Find the word "magical" in the material below and gather every line that contains it.

■ Entries provided:
# # # # #
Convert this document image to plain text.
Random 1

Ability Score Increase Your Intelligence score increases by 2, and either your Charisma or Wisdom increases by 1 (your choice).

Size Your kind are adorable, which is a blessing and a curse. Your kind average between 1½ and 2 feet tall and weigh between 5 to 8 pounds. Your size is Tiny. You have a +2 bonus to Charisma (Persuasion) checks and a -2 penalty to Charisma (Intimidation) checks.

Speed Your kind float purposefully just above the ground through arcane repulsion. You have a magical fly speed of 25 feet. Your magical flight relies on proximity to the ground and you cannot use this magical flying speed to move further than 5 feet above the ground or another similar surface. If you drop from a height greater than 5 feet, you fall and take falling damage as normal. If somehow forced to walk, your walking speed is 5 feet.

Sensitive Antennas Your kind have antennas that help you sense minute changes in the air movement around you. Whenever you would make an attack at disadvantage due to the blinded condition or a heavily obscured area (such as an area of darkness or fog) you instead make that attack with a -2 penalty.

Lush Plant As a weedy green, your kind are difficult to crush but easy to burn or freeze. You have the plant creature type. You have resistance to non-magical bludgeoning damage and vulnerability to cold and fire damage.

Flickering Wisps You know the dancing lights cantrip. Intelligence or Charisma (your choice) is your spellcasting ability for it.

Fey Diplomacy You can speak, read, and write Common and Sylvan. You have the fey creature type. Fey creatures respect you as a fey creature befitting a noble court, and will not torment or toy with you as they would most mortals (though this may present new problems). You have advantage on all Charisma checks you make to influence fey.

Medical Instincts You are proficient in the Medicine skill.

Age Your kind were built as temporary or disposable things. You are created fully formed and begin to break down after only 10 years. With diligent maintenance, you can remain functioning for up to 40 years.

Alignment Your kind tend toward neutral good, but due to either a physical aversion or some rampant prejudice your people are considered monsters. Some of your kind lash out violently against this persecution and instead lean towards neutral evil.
# # # # #
■ Answer in full:
Speed Your kind float purposefully just above the ground through arcane repulsion. You have a magical fly speed of 25 feet. Your magical flight relies on proximity to the ground and you cannot use this magical flying speed to move further than 5 feet above the ground or another similar surface. If you drop from a height greater than 5 feet, you fall and take falling damage as normal. If somehow forced to walk, your walking speed is 5 feet.
Lush Plant As a weedy green, your kind are difficult to crush but easy to burn or freeze. You have the plant creature type. You have resistance to non-magical bludgeoning damage and vulnerability to cold and fire damage.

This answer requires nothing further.